(Stored entries)
################

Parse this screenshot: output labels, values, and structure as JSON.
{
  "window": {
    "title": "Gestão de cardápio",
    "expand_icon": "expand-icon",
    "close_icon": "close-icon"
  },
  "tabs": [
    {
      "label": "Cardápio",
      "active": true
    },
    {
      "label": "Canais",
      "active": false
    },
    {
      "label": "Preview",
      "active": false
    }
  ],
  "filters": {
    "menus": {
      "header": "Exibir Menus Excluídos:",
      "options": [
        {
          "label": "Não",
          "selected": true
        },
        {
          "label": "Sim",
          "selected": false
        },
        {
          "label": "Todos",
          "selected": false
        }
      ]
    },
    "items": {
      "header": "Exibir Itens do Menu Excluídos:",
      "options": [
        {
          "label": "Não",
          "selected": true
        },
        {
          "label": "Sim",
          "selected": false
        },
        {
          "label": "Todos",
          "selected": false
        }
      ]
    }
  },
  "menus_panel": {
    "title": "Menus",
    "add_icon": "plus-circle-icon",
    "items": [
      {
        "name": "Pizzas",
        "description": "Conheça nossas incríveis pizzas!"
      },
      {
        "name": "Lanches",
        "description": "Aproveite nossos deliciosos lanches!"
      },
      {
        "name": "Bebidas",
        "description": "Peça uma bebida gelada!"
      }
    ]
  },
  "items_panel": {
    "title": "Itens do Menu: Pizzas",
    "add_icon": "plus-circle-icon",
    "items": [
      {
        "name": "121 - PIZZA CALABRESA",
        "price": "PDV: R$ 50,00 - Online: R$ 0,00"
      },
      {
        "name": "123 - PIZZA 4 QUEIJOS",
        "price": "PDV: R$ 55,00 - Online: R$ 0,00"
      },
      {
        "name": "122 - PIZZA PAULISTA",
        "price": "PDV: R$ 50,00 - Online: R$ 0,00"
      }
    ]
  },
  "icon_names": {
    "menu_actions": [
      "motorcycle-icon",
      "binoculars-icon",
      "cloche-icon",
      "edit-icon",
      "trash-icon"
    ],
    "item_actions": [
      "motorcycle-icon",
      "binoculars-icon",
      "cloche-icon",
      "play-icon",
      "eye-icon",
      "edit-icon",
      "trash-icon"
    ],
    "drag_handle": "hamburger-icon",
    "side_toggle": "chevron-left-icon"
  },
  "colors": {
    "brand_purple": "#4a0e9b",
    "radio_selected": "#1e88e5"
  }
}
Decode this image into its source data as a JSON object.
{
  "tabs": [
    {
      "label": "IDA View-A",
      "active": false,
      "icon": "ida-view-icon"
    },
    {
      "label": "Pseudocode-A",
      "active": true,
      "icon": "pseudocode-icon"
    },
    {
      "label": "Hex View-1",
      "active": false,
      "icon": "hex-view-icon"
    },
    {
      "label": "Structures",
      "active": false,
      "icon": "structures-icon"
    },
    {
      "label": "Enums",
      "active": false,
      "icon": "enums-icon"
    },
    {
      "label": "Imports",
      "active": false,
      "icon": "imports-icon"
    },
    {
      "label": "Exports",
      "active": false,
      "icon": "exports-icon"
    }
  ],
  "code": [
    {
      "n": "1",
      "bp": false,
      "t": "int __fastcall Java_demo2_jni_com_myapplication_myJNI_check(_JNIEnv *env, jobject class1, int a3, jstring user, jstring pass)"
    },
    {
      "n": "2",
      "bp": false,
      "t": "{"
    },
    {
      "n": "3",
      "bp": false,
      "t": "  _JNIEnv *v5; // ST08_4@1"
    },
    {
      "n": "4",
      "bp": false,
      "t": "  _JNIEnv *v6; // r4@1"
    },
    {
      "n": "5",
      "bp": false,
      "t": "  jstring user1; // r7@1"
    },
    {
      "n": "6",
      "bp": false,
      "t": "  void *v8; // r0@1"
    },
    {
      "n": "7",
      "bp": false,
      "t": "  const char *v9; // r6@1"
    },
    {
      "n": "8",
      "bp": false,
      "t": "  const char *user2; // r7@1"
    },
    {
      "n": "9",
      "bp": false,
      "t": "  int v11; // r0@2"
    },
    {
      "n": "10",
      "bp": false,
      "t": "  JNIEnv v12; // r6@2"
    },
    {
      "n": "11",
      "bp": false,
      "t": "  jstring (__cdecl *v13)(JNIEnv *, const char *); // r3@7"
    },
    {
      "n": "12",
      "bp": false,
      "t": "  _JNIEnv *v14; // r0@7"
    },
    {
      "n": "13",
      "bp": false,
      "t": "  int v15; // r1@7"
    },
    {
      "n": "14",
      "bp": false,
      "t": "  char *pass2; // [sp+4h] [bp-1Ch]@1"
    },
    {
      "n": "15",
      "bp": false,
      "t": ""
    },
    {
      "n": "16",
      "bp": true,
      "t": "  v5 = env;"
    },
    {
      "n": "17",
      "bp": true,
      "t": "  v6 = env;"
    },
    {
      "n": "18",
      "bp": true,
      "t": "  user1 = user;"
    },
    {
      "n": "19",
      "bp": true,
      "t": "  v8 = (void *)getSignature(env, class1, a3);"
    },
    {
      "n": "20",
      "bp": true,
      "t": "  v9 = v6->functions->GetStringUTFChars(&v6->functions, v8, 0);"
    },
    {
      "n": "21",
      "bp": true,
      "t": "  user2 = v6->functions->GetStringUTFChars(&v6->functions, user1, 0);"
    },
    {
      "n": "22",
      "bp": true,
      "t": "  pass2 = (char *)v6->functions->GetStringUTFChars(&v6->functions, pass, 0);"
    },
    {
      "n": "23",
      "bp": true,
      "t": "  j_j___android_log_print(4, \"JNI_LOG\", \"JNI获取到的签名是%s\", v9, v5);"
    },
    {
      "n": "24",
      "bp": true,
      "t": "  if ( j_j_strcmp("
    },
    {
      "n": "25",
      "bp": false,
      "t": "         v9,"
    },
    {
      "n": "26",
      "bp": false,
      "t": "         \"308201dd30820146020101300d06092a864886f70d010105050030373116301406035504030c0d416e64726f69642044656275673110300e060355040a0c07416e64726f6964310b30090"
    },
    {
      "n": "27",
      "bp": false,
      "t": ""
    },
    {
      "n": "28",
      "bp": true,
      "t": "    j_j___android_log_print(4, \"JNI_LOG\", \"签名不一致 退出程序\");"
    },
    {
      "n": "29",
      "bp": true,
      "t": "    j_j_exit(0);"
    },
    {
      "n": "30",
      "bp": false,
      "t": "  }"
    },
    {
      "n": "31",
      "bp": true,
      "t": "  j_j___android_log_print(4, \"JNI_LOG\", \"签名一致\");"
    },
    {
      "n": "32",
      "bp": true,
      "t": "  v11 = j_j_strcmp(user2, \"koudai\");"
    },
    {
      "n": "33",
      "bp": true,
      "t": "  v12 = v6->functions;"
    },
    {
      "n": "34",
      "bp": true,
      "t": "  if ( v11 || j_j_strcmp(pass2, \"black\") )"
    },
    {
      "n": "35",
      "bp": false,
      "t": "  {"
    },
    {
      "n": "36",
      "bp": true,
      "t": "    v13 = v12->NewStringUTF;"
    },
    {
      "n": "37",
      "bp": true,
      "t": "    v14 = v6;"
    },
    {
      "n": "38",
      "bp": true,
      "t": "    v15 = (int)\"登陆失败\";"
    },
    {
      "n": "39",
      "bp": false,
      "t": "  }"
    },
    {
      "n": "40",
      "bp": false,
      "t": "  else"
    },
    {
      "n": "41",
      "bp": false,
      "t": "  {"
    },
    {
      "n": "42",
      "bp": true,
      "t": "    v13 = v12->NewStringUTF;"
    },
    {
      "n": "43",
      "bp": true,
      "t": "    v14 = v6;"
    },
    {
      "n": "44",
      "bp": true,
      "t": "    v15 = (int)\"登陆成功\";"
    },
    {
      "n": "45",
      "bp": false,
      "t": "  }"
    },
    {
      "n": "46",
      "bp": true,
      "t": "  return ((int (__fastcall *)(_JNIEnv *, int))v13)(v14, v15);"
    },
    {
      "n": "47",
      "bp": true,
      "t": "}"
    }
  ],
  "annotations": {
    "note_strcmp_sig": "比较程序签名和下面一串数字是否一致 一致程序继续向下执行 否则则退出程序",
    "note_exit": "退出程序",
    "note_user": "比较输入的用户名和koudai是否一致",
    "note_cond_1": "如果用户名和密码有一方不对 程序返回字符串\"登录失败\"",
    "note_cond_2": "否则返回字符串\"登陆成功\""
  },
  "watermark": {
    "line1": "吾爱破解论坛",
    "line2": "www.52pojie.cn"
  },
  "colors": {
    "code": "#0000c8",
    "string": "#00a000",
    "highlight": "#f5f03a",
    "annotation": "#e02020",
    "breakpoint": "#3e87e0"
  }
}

################

EXERCISE DETAILS
From the entries above, return each line with the word "Itens" in it.

REPLY TO THE TASK
      "header": "Exibir Itens do Menu Excluídos:",
    "title": "Itens do Menu: Pizzas",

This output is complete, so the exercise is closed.